> [SET EXERCISE] Extract each line where the string "области" shows up.

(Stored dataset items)
————————

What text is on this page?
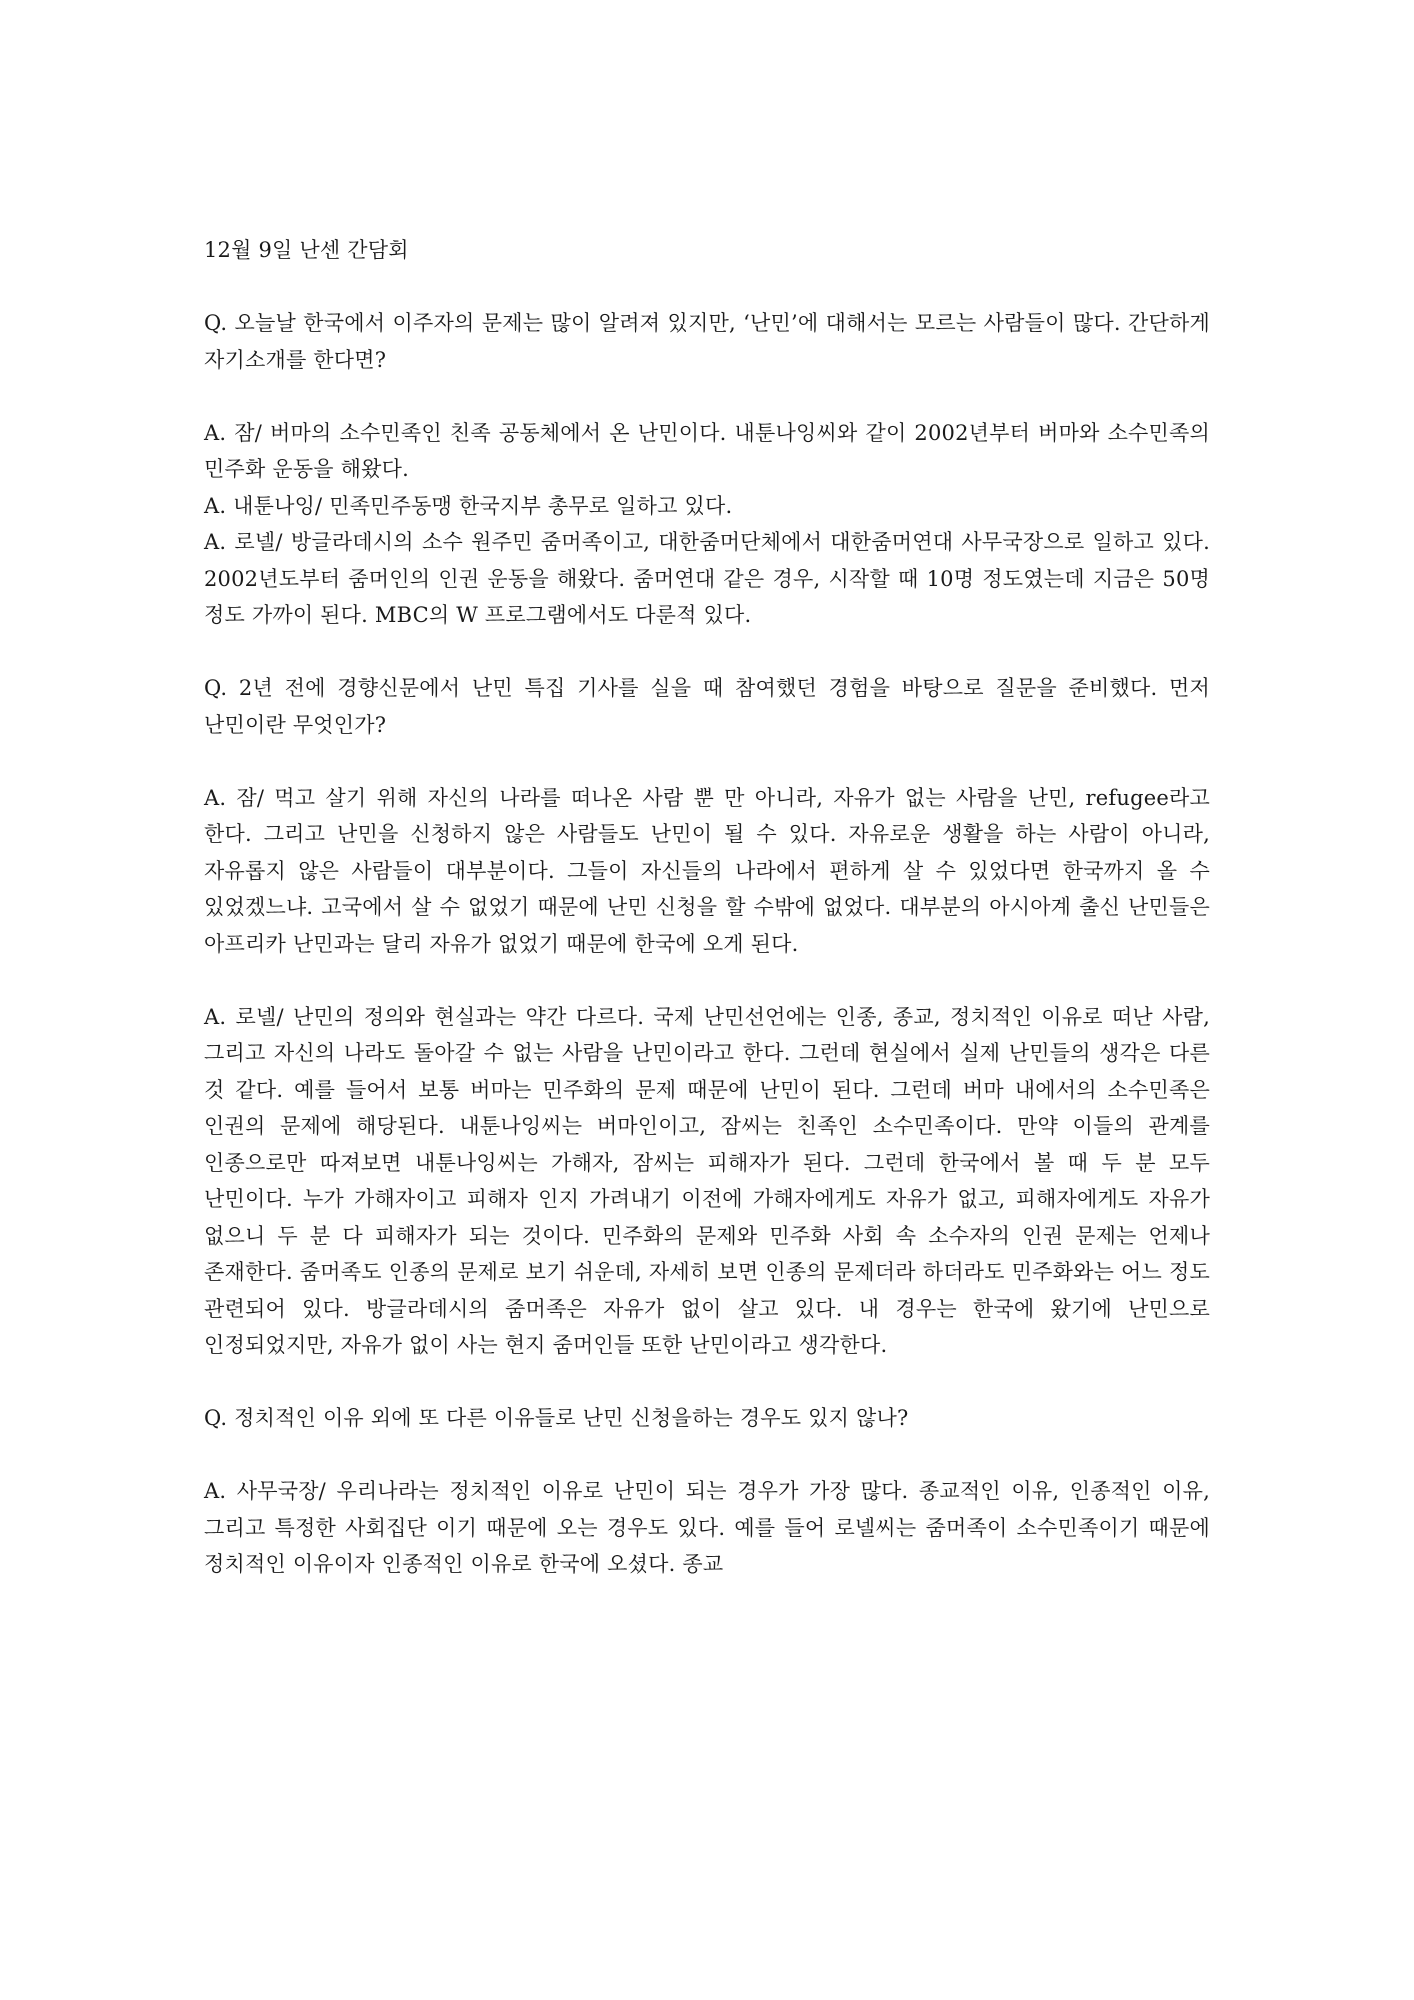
12월 9일 난센 간담회

Q. 오늘날 한국에서 이주자의 문제는 많이 알려져 있지만, ‘난민’에 대해서는 모르는 사람들이 많다. 간단하게 자기소개를 한다면?

A. 잠/ 버마의 소수민족인 친족 공동체에서 온 난민이다. 내툰나잉씨와 같이 2002년부터 버마와 소수민족의 민주화 운동을 해왔다.

A. 내툰나잉/ 민족민주동맹 한국지부 총무로 일하고 있다.

A. 로넬/ 방글라데시의 소수 원주민 줌머족이고, 대한줌머단체에서 대한줌머연대 사무국장으로 일하고 있다. 2002년도부터 줌머인의 인권 운동을 해왔다. 줌머연대 같은 경우, 시작할 때 10명 정도였는데 지금은 50명 정도 가까이 된다. MBC의 W 프로그램에서도 다룬적 있다.

Q. 2년 전에 경향신문에서 난민 특집 기사를 실을 때 참여했던 경험을 바탕으로 질문을 준비했다. 먼저 난민이란 무엇인가?

A. 잠/ 먹고 살기 위해 자신의 나라를 떠나온 사람 뿐 만 아니라, 자유가 없는 사람을 난민, refugee라고 한다. 그리고 난민을 신청하지 않은 사람들도 난민이 될 수 있다. 자유로운 생활을 하는 사람이 아니라, 자유롭지 않은 사람들이 대부분이다. 그들이 자신들의 나라에서 편하게 살 수 있었다면 한국까지 올 수 있었겠느냐. 고국에서 살 수 없었기 때문에 난민 신청을 할 수밖에 없었다. 대부분의 아시아계 출신 난민들은 아프리카 난민과는 달리 자유가 없었기 때문에 한국에 오게 된다.

A. 로넬/ 난민의 정의와 현실과는 약간 다르다. 국제 난민선언에는 인종, 종교, 정치적인 이유로 떠난 사람, 그리고 자신의 나라도 돌아갈 수 없는 사람을 난민이라고 한다. 그런데 현실에서 실제 난민들의 생각은 다른 것 같다. 예를 들어서 보통 버마는 민주화의 문제 때문에 난민이 된다. 그런데 버마 내에서의 소수민족은 인권의 문제에 해당된다. 내툰나잉씨는 버마인이고, 잠씨는 친족인 소수민족이다. 만약 이들의 관계를 인종으로만 따져보면 내툰나잉씨는 가해자, 잠씨는 피해자가 된다. 그런데 한국에서 볼 때 두 분 모두 난민이다. 누가 가해자이고 피해자 인지 가려내기 이전에 가해자에게도 자유가 없고, 피해자에게도 자유가 없으니 두 분 다 피해자가 되는 것이다. 민주화의 문제와 민주화 사회 속 소수자의 인권 문제는 언제나 존재한다. 줌머족도 인종의 문제로 보기 쉬운데, 자세히 보면 인종의 문제더라 하더라도 민주화와는 어느 정도 관련되어 있다. 방글라데시의 줌머족은 자유가 없이 살고 있다. 내 경우는 한국에 왔기에 난민으로 인정되었지만, 자유가 없이 사는 현지 줌머인들 또한 난민이라고 생각한다.

Q. 정치적인 이유 외에 또 다른 이유들로 난민 신청을하는 경우도 있지 않나?

A. 사무국장/ 우리나라는 정치적인 이유로 난민이 되는 경우가 가장 많다. 종교적인 이유, 인종적인 이유, 그리고 특정한 사회집단 이기 때문에 오는 경우도 있다. 예를 들어 로넬씨는 줌머족이 소수민족이기 때문에 정치적인 이유이자 인종적인 이유로 한국에 오셨다. 종교
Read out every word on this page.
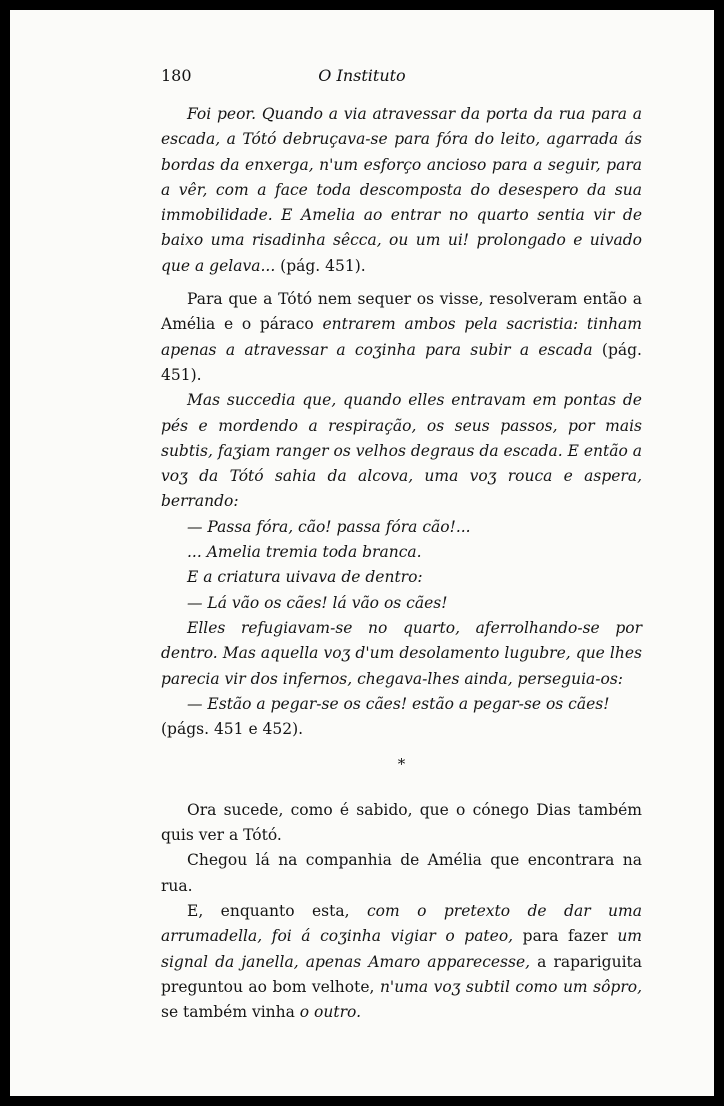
180	O Instituto

Foi peor. Quando a via atravessar da porta da rua para a escada, a Tótó debruçava-se para fóra do leito, agarrada ás bordas da enxerga, n'um esforço ancioso para a seguir, para a vêr, com a face toda descomposta do desespero da sua immobilidade. E Amelia ao entrar no quarto sentia vir de baixo uma risadinha sêcca, ou um ui! prolongado e uivado que a gelava... (pág. 451).

Para que a Tótó nem sequer os visse, resolveram então a Amélia e o páraco entrarem ambos pela sacristia: tinham apenas a atravessar a coʒinha para subir a escada (pág. 451).

Mas succedia que, quando elles entravam em pontas de pés e mordendo a respiração, os seus passos, por mais subtis, faʒiam ranger os velhos degraus da escada. E então a voʒ da Tótó sahia da alcova, uma voʒ rouca e aspera, berrando:

— Passa fóra, cão! passa fóra cão!...

... Amelia tremia toda branca.

E a criatura uivava de dentro:

— Lá vão os cães! lá vão os cães!

Elles refugiavam-se no quarto, aferrolhando-se por dentro. Mas aquella voʒ d'um desolamento lugubre, que lhes parecia vir dos infernos, chegava-lhes ainda, perseguia-os:

— Estão a pegar-se os cães! estão a pegar-se os cães!

(págs. 451 e 452).

*

Ora sucede, como é sabido, que o cónego Dias também quis ver a Tótó.

Chegou lá na companhia de Amélia que encontrara na rua.

E, enquanto esta, com o pretexto de dar uma arrumadella, foi á coʒinha vigiar o pateo, para fazer um signal da janella, apenas Amaro apparecesse, a rapariguita preguntou ao bom velhote, n'uma voʒ subtil como um sôpro, se também vinha o outro.
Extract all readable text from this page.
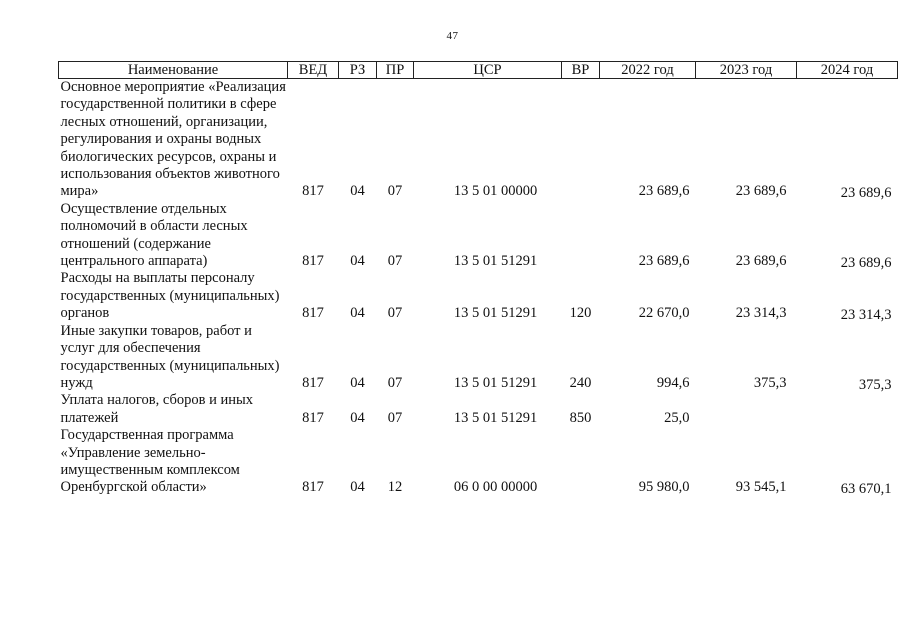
47
Наименование	ВЕД	РЗ	ПР	ЦСР	ВР	2022 год	2023 год	2024 год
Основное мероприятие «Реализация государственной политики в сфере лесных отношений, организации, регулирования и охраны водных биологических ресурсов, охраны и использования объектов животного мира»	817	04	07	13 5 01 00000		23 689,6	23 689,6	23 689,6
Осуществление отдельных полномочий в области лесных отношений (содержание центрального аппарата)	817	04	07	13 5 01 51291		23 689,6	23 689,6	23 689,6
Расходы на выплаты персоналу государственных (муниципальных) органов	817	04	07	13 5 01 51291	120	22 670,0	23 314,3	23 314,3
Иные закупки товаров, работ и услуг для обеспечения государственных (муниципальных) нужд	817	04	07	13 5 01 51291	240	994,6	375,3	375,3
Уплата налогов, сборов и иных платежей	817	04	07	13 5 01 51291	850	25,0		
Государственная программа «Управление земельно-имущественным комплексом Оренбургской области»	817	04	12	06 0 00 00000		95 980,0	93 545,1	63 670,1
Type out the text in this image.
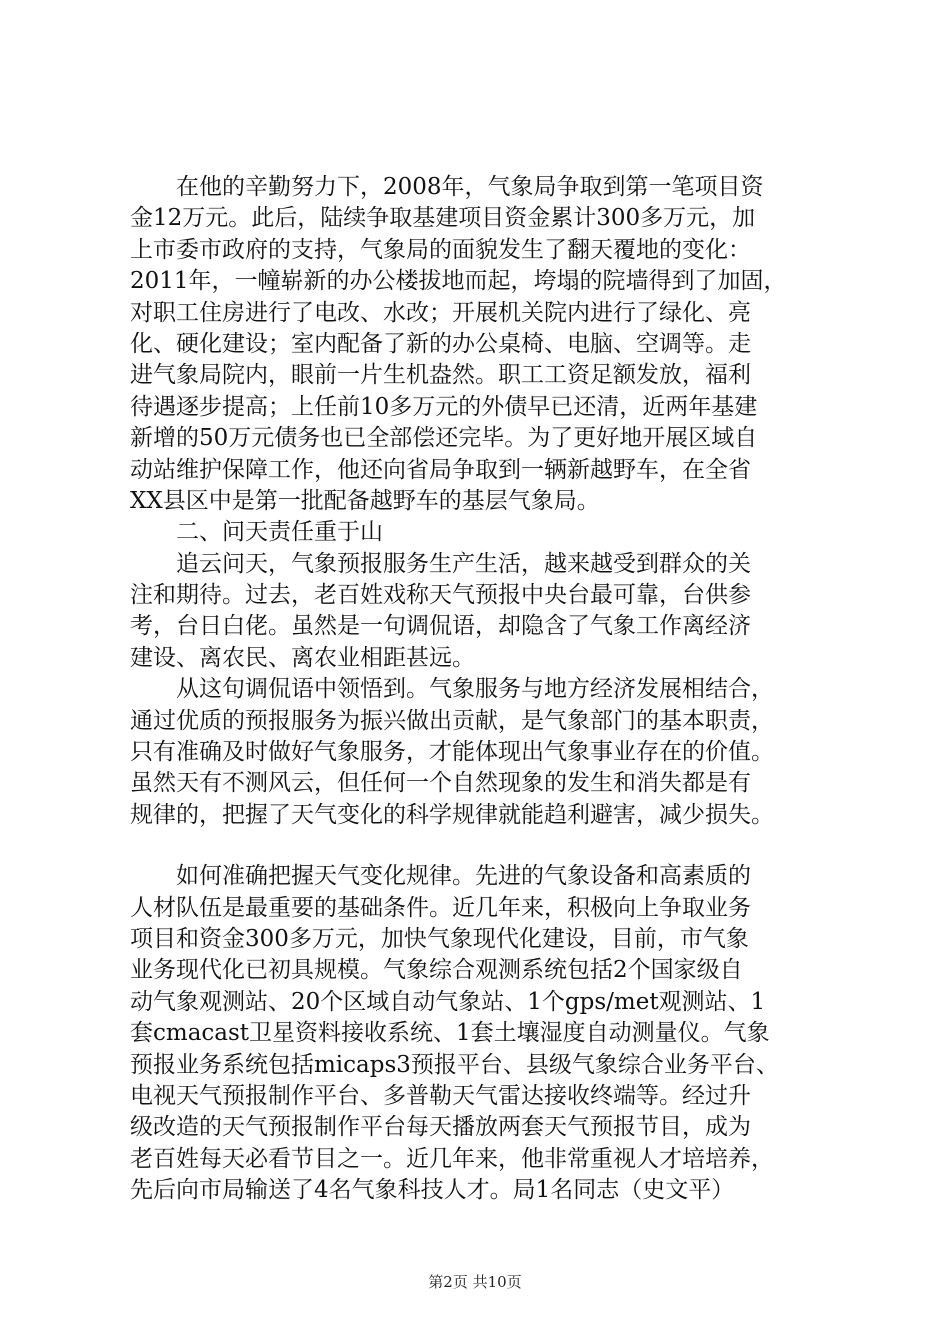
　　在他的辛勤努力下，2008年，气象局争取到第一笔项目资
金12万元。此后，陆续争取基建项目资金累计300多万元，加
上市委市政府的支持，气象局的面貌发生了翻天覆地的变化：
2011年，一幢崭新的办公楼拔地而起，垮塌的院墙得到了加固，
对职工住房进行了电改、水改；开展机关院内进行了绿化、亮
化、硬化建设；室内配备了新的办公桌椅、电脑、空调等。走
进气象局院内，眼前一片生机盎然。职工工资足额发放，福利
待遇逐步提高；上任前10多万元的外债早已还清，近两年基建
新增的50万元债务也已全部偿还完毕。为了更好地开展区域自
动站维护保障工作，他还向省局争取到一辆新越野车，在全省
XX县区中是第一批配备越野车的基层气象局。
　　二、问天责任重于山
　　追云问天，气象预报服务生产生活，越来越受到群众的关
注和期待。过去，老百姓戏称天气预报中央台最可靠，台供参
考，台日白佬。虽然是一句调侃语，却隐含了气象工作离经济
建设、离农民、离农业相距甚远。
　　从这句调侃语中领悟到。气象服务与地方经济发展相结合，
通过优质的预报服务为振兴做出贡献，是气象部门的基本职责，
只有准确及时做好气象服务，才能体现出气象事业存在的价值。
虽然天有不测风云，但任何一个自然现象的发生和消失都是有
规律的，把握了天气变化的科学规律就能趋利避害，减少损失。
　　如何准确把握天气变化规律。先进的气象设备和高素质的
人材队伍是最重要的基础条件。近几年来，积极向上争取业务
项目和资金300多万元，加快气象现代化建设，目前，市气象
业务现代化已初具规模。气象综合观测系统包括2个国家级自
动气象观测站、20个区域自动气象站、1个gps/met观测站、1
套cmacast卫星资料接收系统、1套土壤湿度自动测量仪。气象
预报业务系统包括micaps3预报平台、县级气象综合业务平台、
电视天气预报制作平台、多普勒天气雷达接收终端等。经过升
级改造的天气预报制作平台每天播放两套天气预报节目，成为
老百姓每天必看节目之一。近几年来，他非常重视人才培培养，
先后向市局输送了4名气象科技人才。局1名同志（史文平）
第2页 共10页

————————

> [COMPLETED TASK]
Осуществление отдельных полномочий в области лесных отношений (содержание центрального аппарата)	817	04	07	13 5 01 51291		23 689,6	23 689,6	23 689,6
Государственная программа «Управление земельно-имущественным комплексом Оренбургской области»	817	04	12	06 0 00 00000		95 980,0	93 545,1	63 670,1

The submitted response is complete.